----- Exercise input -----

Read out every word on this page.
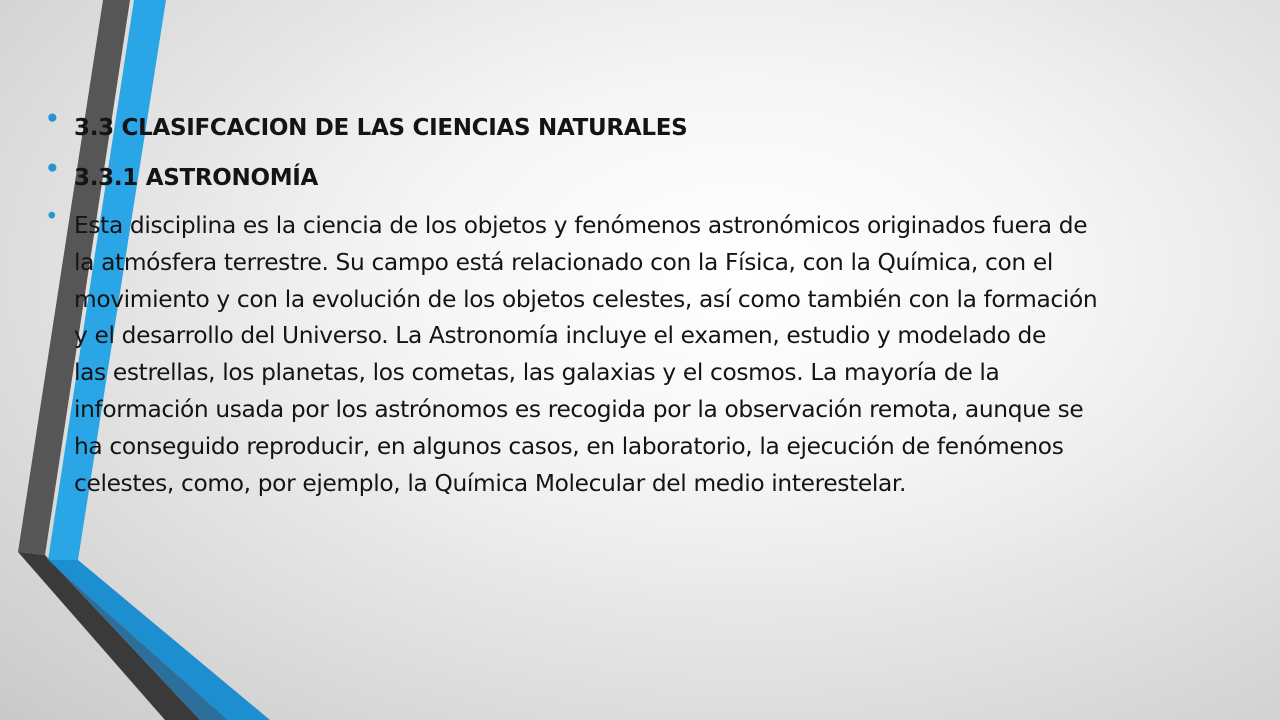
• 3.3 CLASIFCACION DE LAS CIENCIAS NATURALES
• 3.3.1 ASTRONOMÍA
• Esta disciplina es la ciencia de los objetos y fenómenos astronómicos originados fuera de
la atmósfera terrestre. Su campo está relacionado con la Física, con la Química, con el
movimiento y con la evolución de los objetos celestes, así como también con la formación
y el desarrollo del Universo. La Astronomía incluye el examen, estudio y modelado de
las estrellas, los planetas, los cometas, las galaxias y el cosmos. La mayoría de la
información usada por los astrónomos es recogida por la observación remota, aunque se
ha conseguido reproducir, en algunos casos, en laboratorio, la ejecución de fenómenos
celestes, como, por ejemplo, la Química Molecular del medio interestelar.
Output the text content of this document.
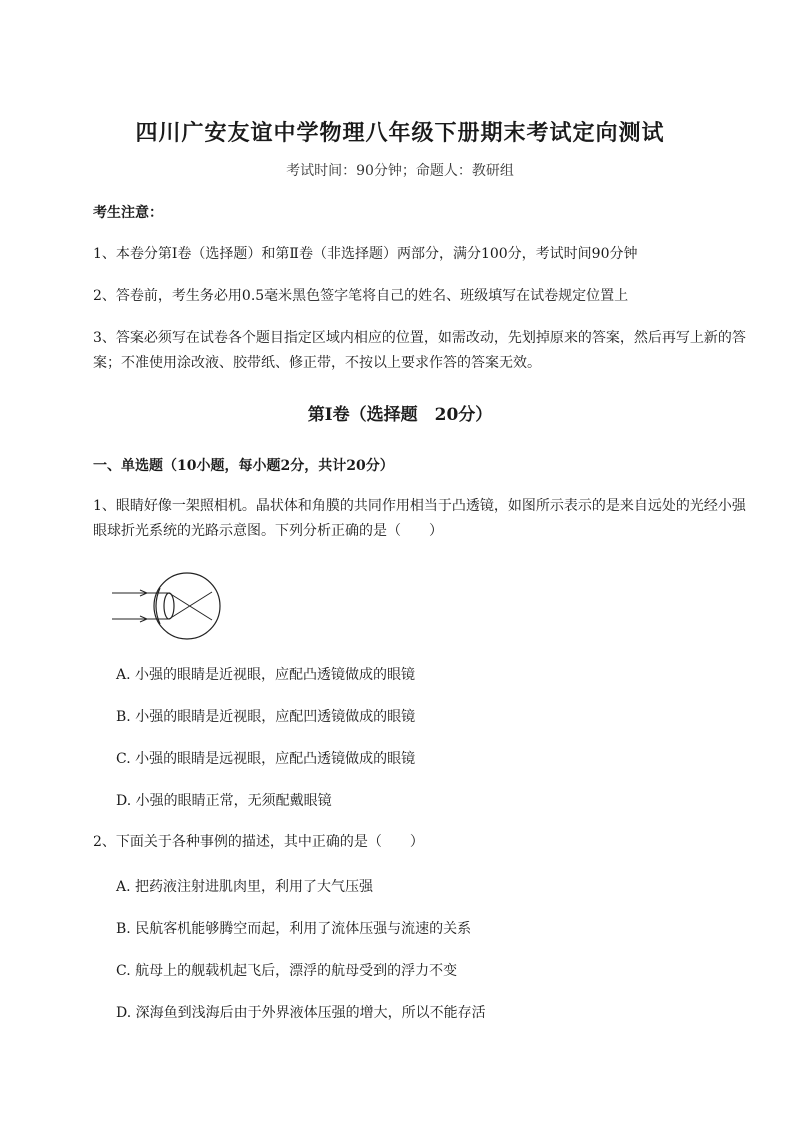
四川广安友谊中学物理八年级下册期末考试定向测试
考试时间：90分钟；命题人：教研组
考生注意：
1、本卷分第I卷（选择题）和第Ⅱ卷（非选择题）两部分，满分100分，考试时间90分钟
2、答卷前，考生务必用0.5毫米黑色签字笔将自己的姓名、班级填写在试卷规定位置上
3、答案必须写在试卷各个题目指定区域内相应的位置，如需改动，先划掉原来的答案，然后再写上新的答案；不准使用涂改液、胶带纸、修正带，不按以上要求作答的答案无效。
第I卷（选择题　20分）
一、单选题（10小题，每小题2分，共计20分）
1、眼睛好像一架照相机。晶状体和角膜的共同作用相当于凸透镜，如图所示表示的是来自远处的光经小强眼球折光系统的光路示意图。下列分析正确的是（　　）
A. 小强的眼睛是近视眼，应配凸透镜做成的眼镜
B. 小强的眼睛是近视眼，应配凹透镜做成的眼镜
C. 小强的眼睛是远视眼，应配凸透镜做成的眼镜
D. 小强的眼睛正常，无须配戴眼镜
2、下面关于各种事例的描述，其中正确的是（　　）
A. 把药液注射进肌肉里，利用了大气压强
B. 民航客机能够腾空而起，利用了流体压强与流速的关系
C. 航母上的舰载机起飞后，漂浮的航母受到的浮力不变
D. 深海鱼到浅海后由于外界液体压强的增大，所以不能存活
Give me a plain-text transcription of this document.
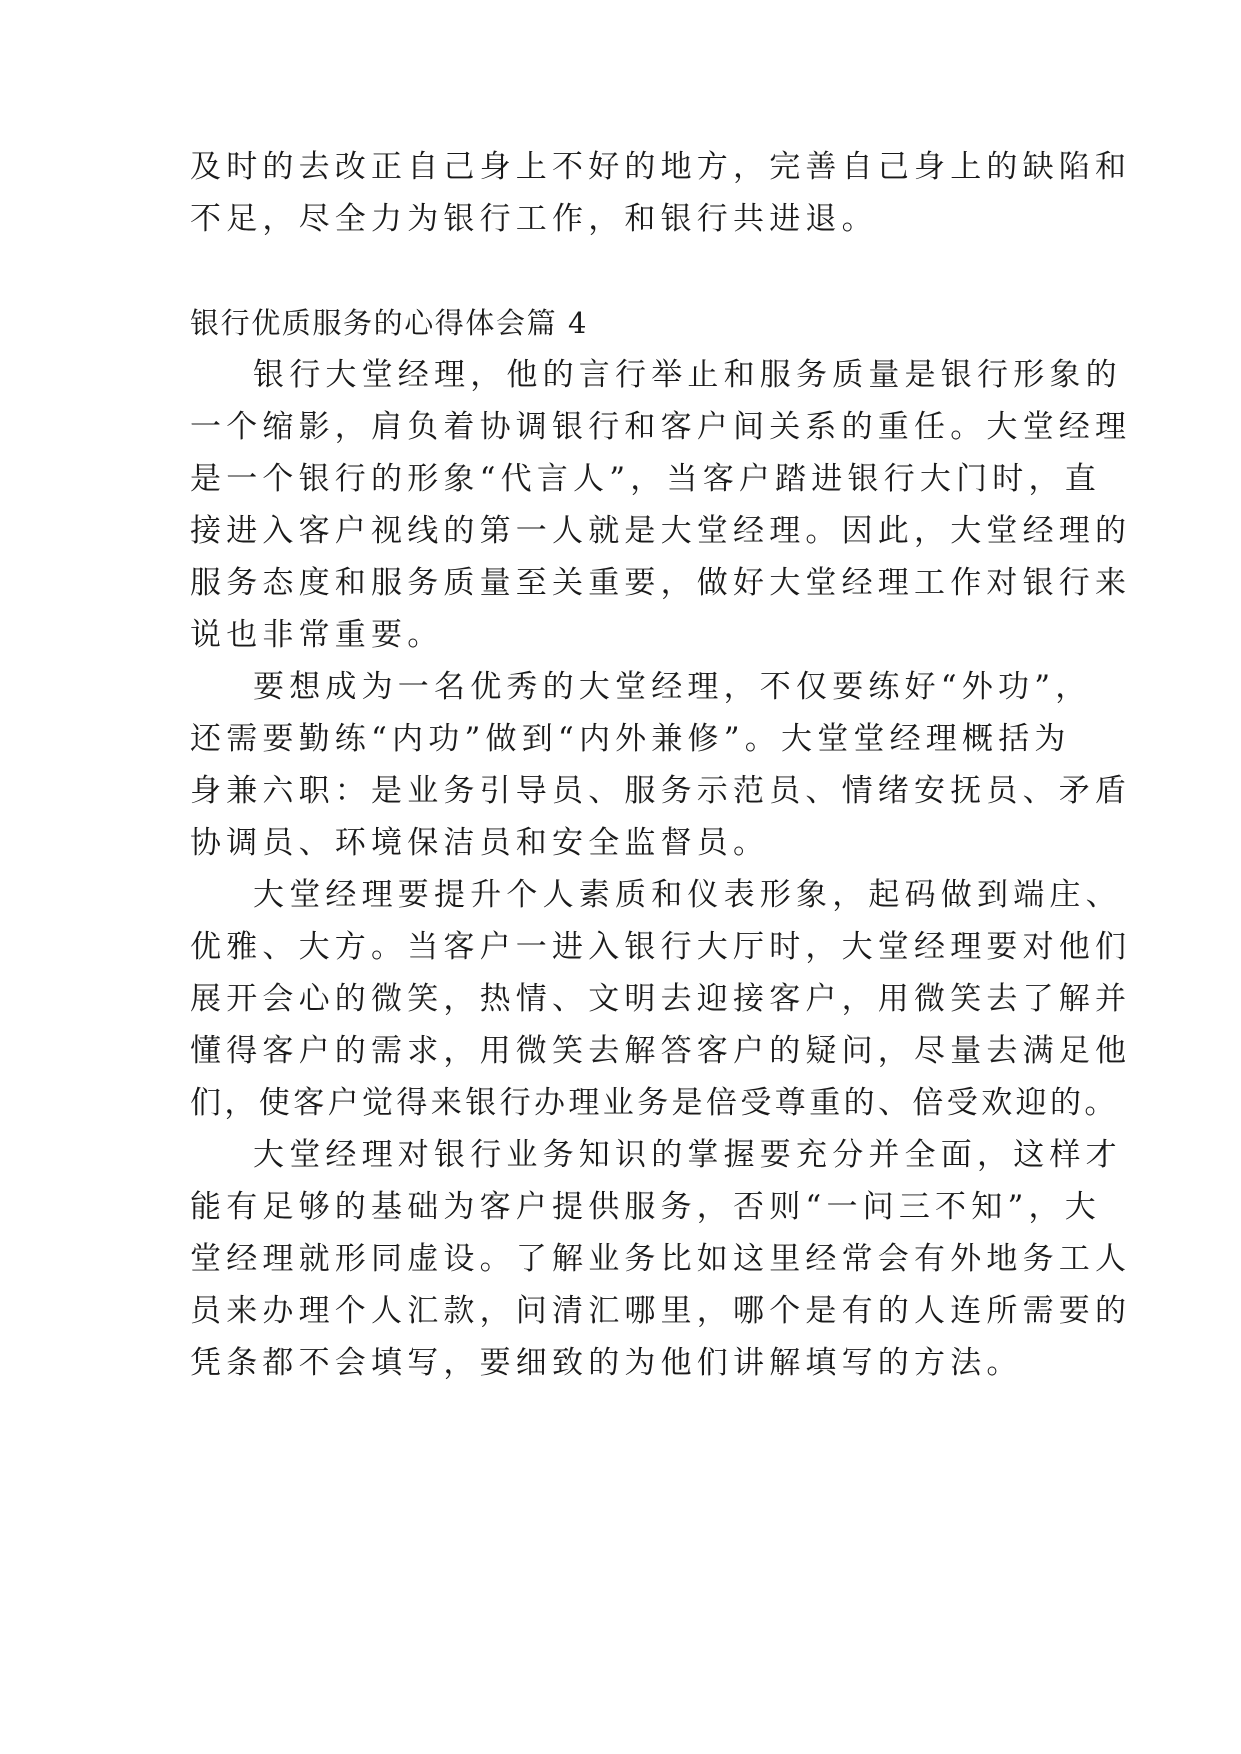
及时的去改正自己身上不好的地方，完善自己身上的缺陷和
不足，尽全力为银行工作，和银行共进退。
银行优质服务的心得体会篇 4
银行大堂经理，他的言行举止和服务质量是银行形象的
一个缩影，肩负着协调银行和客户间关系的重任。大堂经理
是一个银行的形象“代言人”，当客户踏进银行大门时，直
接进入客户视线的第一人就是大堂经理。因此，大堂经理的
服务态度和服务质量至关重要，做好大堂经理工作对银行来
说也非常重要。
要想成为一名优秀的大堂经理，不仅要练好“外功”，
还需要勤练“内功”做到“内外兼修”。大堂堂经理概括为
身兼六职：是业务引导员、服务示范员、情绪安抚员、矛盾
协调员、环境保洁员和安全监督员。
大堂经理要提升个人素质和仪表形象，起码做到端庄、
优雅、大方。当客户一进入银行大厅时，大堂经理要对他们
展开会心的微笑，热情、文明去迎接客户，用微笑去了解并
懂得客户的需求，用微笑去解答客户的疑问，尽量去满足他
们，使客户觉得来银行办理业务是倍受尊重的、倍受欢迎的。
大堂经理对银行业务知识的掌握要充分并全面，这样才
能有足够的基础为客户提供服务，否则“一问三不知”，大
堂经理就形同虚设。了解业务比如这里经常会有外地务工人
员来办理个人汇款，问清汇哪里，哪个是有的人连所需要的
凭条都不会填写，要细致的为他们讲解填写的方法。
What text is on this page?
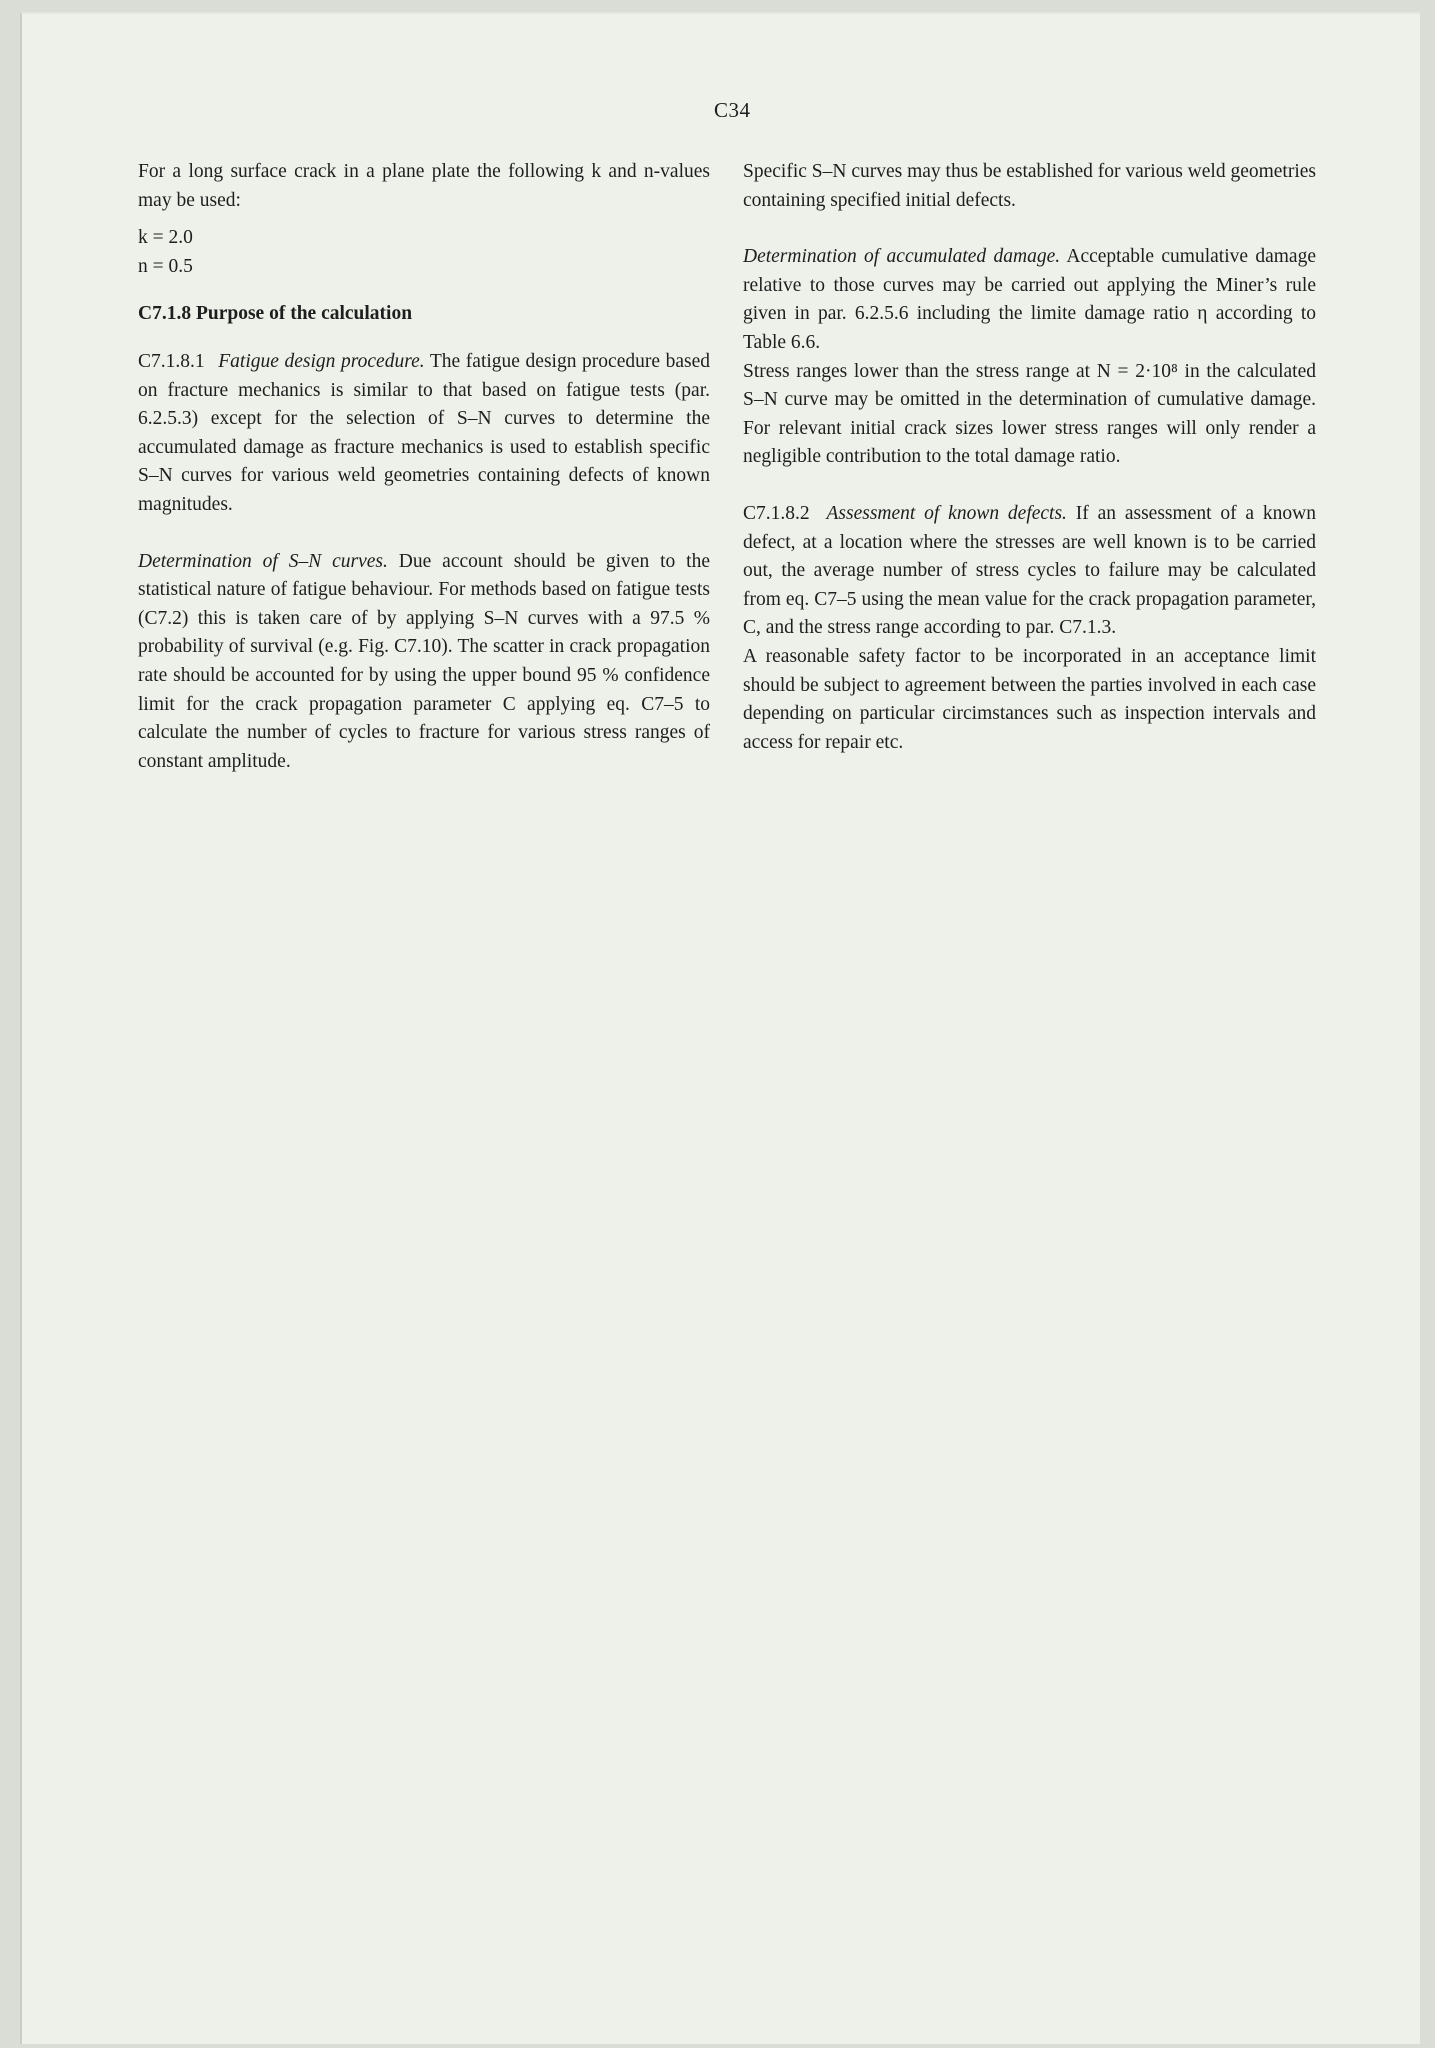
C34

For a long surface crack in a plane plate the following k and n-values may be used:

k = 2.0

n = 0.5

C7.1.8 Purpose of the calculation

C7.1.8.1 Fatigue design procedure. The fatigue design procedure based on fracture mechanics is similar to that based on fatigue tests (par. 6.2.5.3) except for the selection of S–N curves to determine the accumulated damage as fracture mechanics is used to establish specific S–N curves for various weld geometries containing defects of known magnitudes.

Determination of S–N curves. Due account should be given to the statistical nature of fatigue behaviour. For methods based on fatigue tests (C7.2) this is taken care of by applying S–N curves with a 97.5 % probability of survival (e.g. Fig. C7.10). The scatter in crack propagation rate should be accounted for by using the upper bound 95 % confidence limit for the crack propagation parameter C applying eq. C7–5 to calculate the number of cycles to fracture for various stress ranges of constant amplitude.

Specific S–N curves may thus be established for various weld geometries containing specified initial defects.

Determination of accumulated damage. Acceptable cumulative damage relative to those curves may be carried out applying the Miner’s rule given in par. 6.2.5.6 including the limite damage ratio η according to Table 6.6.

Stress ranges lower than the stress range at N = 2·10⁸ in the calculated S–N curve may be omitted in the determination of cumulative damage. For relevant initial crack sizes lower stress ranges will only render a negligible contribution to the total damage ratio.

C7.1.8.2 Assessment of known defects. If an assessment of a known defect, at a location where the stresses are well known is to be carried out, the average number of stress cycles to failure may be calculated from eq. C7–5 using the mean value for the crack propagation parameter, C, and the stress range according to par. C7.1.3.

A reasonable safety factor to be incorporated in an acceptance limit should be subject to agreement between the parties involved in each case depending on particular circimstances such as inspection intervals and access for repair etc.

-----

• [Problem]
Copy the material exactly. Do not include the pictures.

• [Written answer]
Read out every word on this page.
• 3.3 CLASIFCACION DE LAS CIENCIAS NATURALES
• 3.3.1 ASTRONOMÍA
• Esta disciplina es la ciencia de los objetos y fenómenos astronómicos originados fuera de
la atmósfera terrestre. Su campo está relacionado con la Física, con la Química, con el
movimiento y con la evolución de los objetos celestes, así como también con la formación
y el desarrollo del Universo. La Astronomía incluye el examen, estudio y modelado de
las estrellas, los planetas, los cometas, las galaxias y el cosmos. La mayoría de la
información usada por los astrónomos es recogida por la observación remota, aunque se
ha conseguido reproducir, en algunos casos, en laboratorio, la ejecución de fenómenos
celestes, como, por ejemplo, la Química Molecular del medio interestelar.
Output the text content of this document.
四川广安友谊中学物理八年级下册期末考试定向测试
考试时间：90分钟；命题人：教研组
考生注意：
1、本卷分第I卷（选择题）和第Ⅱ卷（非选择题）两部分，满分100分，考试时间90分钟
2、答卷前，考生务必用0.5毫米黑色签字笔将自己的姓名、班级填写在试卷规定位置上
3、答案必须写在试卷各个题目指定区域内相应的位置，如需改动，先划掉原来的答案，然后再写上新的答案；不准使用涂改液、胶带纸、修正带，不按以上要求作答的答案无效。
第I卷（选择题　20分）
一、单选题（10小题，每小题2分，共计20分）
1、眼睛好像一架照相机。晶状体和角膜的共同作用相当于凸透镜，如图所示表示的是来自远处的光经小强眼球折光系统的光路示意图。下列分析正确的是（　　）
A. 小强的眼睛是近视眼，应配凸透镜做成的眼镜
B. 小强的眼睛是近视眼，应配凹透镜做成的眼镜
C. 小强的眼睛是远视眼，应配凸透镜做成的眼镜
D. 小强的眼睛正常，无须配戴眼镜
2、下面关于各种事例的描述，其中正确的是（　　）
A. 把药液注射进肌肉里，利用了大气压强
B. 民航客机能够腾空而起，利用了流体压强与流速的关系
C. 航母上的舰载机起飞后，漂浮的航母受到的浮力不变
D. 深海鱼到浅海后由于外界液体压强的增大，所以不能存活
Give me a plain-text transcription of this document.
及时的去改正自己身上不好的地方，完善自己身上的缺陷和
不足，尽全力为银行工作，和银行共进退。
银行优质服务的心得体会篇 4
银行大堂经理，他的言行举止和服务质量是银行形象的
一个缩影，肩负着协调银行和客户间关系的重任。大堂经理
是一个银行的形象“代言人”，当客户踏进银行大门时，直
接进入客户视线的第一人就是大堂经理。因此，大堂经理的
服务态度和服务质量至关重要，做好大堂经理工作对银行来
说也非常重要。
要想成为一名优秀的大堂经理，不仅要练好“外功”，
还需要勤练“内功”做到“内外兼修”。大堂堂经理概括为
身兼六职：是业务引导员、服务示范员、情绪安抚员、矛盾
协调员、环境保洁员和安全监督员。
大堂经理要提升个人素质和仪表形象，起码做到端庄、
优雅、大方。当客户一进入银行大厅时，大堂经理要对他们
展开会心的微笑，热情、文明去迎接客户，用微笑去了解并
懂得客户的需求，用微笑去解答客户的疑问，尽量去满足他
们，使客户觉得来银行办理业务是倍受尊重的、倍受欢迎的。
大堂经理对银行业务知识的掌握要充分并全面，这样才
能有足够的基础为客户提供服务，否则“一问三不知”，大
堂经理就形同虚设。了解业务比如这里经常会有外地务工人
员来办理个人汇款，问清汇哪里，哪个是有的人连所需要的
凭条都不会填写，要细致的为他们讲解填写的方法。
What text is on this page?
C34

For a long surface crack in a plane plate the following k and n-values may be used:

k = 2.0

n = 0.5

C7.1.8 Purpose of the calculation

C7.1.8.1 Fatigue design procedure. The fatigue design procedure based on fracture mechanics is similar to that based on fatigue tests (par. 6.2.5.3) except for the selection of S–N curves to determine the accumulated damage as fracture mechanics is used to establish specific S–N curves for various weld geometries containing defects of known magnitudes.

Determination of S–N curves. Due account should be given to the statistical nature of fatigue behaviour. For methods based on fatigue tests (C7.2) this is taken care of by applying S–N curves with a 97.5 % probability of survival (e.g. Fig. C7.10). The scatter in crack propagation rate should be accounted for by using the upper bound 95 % confidence limit for the crack propagation parameter C applying eq. C7–5 to calculate the number of cycles to fracture for various stress ranges of constant amplitude.

Specific S–N curves may thus be established for various weld geometries containing specified initial defects.

Determination of accumulated damage. Acceptable cumulative damage relative to those curves may be carried out applying the Miner’s rule given in par. 6.2.5.6 including the limite damage ratio η according to Table 6.6.

Stress ranges lower than the stress range at N = 2·10⁸ in the calculated S–N curve may be omitted in the determination of cumulative damage. For relevant initial crack sizes lower stress ranges will only render a negligible contribution to the total damage ratio.

C7.1.8.2 Assessment of known defects. If an assessment of a known defect, at a location where the stresses are well known is to be carried out, the average number of stress cycles to failure may be calculated from eq. C7–5 using the mean value for the crack propagation parameter, C, and the stress range according to par. C7.1.3.

A reasonable safety factor to be incorporated in an acceptance limit should be subject to agreement between the parties involved in each case depending on particular circimstances such as inspection intervals and access for repair etc.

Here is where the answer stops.